**Objective**:
Drop the pictures, then extract the listing word for word.

Dataset items:
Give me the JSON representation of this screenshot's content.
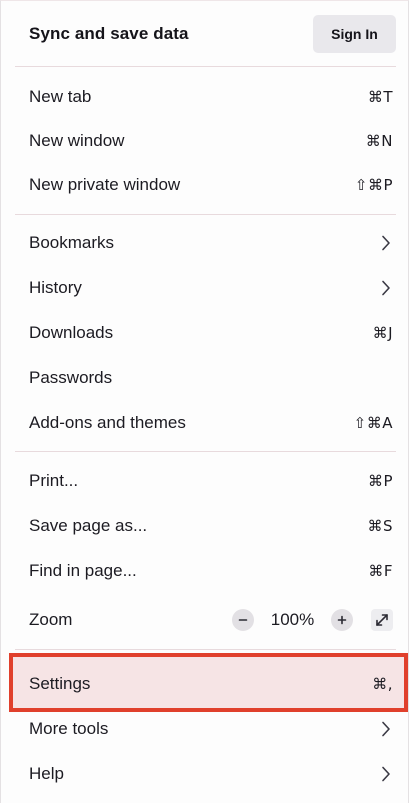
{
  "header": {
    "title": "Sync and save data",
    "sign_in_label": "Sign In"
  },
  "menu": {
    "new_tab": {
      "label": "New tab",
      "shortcut": "⌘T"
    },
    "new_window": {
      "label": "New window",
      "shortcut": "⌘N"
    },
    "new_private_window": {
      "label": "New private window",
      "shortcut": "⇧⌘P"
    },
    "bookmarks": {
      "label": "Bookmarks",
      "icon": "chevron-right-icon"
    },
    "history": {
      "label": "History",
      "icon": "chevron-right-icon"
    },
    "downloads": {
      "label": "Downloads",
      "shortcut": "⌘J"
    },
    "passwords": {
      "label": "Passwords"
    },
    "addons": {
      "label": "Add-ons and themes",
      "shortcut": "⇧⌘A"
    },
    "print": {
      "label": "Print...",
      "shortcut": "⌘P"
    },
    "save_page": {
      "label": "Save page as...",
      "shortcut": "⌘S"
    },
    "find_in_page": {
      "label": "Find in page...",
      "shortcut": "⌘F"
    },
    "zoom": {
      "label": "Zoom",
      "value": "100%",
      "minus_icon": "minus-icon",
      "plus_icon": "plus-icon",
      "fullscreen_icon": "fullscreen-icon"
    },
    "settings": {
      "label": "Settings",
      "shortcut": "⌘,"
    },
    "more_tools": {
      "label": "More tools",
      "icon": "chevron-right-icon"
    },
    "help": {
      "label": "Help",
      "icon": "chevron-right-icon"
    }
  },
  "colors": {
    "highlight_border": "#e0402c",
    "highlight_fill": "#f6e4e5",
    "separator": "#e8dadd",
    "text": "#1c1b22",
    "button_bg": "#e9e8ec"
  }
}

**Correct result**:
Give me the JSON representation of this screenshot's content.
{
  "header": {
    "title": "Sync and save data",
    "sign_in_label": "Sign In"
  },
  "menu": {
    "new_tab": {
      "label": "New tab",
      "shortcut": "⌘T"
    },
    "new_window": {
      "label": "New window",
      "shortcut": "⌘N"
    },
    "new_private_window": {
      "label": "New private window",
      "shortcut": "⇧⌘P"
    },
    "bookmarks": {
      "label": "Bookmarks",
      "icon": "chevron-right-icon"
    },
    "history": {
      "label": "History",
      "icon": "chevron-right-icon"
    },
    "downloads": {
      "label": "Downloads",
      "shortcut": "⌘J"
    },
    "passwords": {
      "label": "Passwords"
    },
    "addons": {
      "label": "Add-ons and themes",
      "shortcut": "⇧⌘A"
    },
    "print": {
      "label": "Print...",
      "shortcut": "⌘P"
    },
    "save_page": {
      "label": "Save page as...",
      "shortcut": "⌘S"
    },
    "find_in_page": {
      "label": "Find in page...",
      "shortcut": "⌘F"
    },
    "zoom": {
      "label": "Zoom",
      "value": "100%",
      "minus_icon": "minus-icon",
      "plus_icon": "plus-icon",
      "fullscreen_icon": "fullscreen-icon"
    },
    "settings": {
      "label": "Settings",
      "shortcut": "⌘,"
    },
    "more_tools": {
      "label": "More tools",
      "icon": "chevron-right-icon"
    },
    "help": {
      "label": "Help",
      "icon": "chevron-right-icon"
    }
  },
  "colors": {
    "highlight_border": "#e0402c",
    "highlight_fill": "#f6e4e5",
    "separator": "#e8dadd",
    "text": "#1c1b22",
    "button_bg": "#e9e8ec"
  }
}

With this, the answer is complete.